══ Records for this task ══

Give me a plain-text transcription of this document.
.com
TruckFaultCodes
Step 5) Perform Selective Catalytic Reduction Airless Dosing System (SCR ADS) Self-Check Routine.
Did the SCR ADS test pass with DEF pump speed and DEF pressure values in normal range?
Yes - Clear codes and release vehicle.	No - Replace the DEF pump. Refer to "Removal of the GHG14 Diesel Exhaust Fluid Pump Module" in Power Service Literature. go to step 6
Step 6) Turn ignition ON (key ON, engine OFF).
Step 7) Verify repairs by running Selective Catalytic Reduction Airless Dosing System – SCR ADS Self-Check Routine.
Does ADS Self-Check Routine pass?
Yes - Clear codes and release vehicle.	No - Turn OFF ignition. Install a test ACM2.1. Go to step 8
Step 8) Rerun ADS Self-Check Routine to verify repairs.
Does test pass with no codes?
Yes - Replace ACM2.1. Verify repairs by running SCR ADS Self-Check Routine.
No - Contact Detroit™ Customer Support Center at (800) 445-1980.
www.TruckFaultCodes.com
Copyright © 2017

═══

Stated problem:
Send back every record, precisely as written.

Task result:
Give me a plain-text transcription of this document.
.com
TruckFaultCodes
Step 5) Perform Selective Catalytic Reduction Airless Dosing System (SCR ADS) Self-Check Routine.
Did the SCR ADS test pass with DEF pump speed and DEF pressure values in normal range?
Yes - Clear codes and release vehicle.	No - Replace the DEF pump. Refer to "Removal of the GHG14 Diesel Exhaust Fluid Pump Module" in Power Service Literature. go to step 6
Step 6) Turn ignition ON (key ON, engine OFF).
Step 7) Verify repairs by running Selective Catalytic Reduction Airless Dosing System – SCR ADS Self-Check Routine.
Does ADS Self-Check Routine pass?
Yes - Clear codes and release vehicle.	No - Turn OFF ignition. Install a test ACM2.1. Go to step 8
Step 8) Rerun ADS Self-Check Routine to verify repairs.
Does test pass with no codes?
Yes - Replace ACM2.1. Verify repairs by running SCR ADS Self-Check Routine.
No - Contact Detroit™ Customer Support Center at (800) 445-1980.
www.TruckFaultCodes.com
Copyright © 2017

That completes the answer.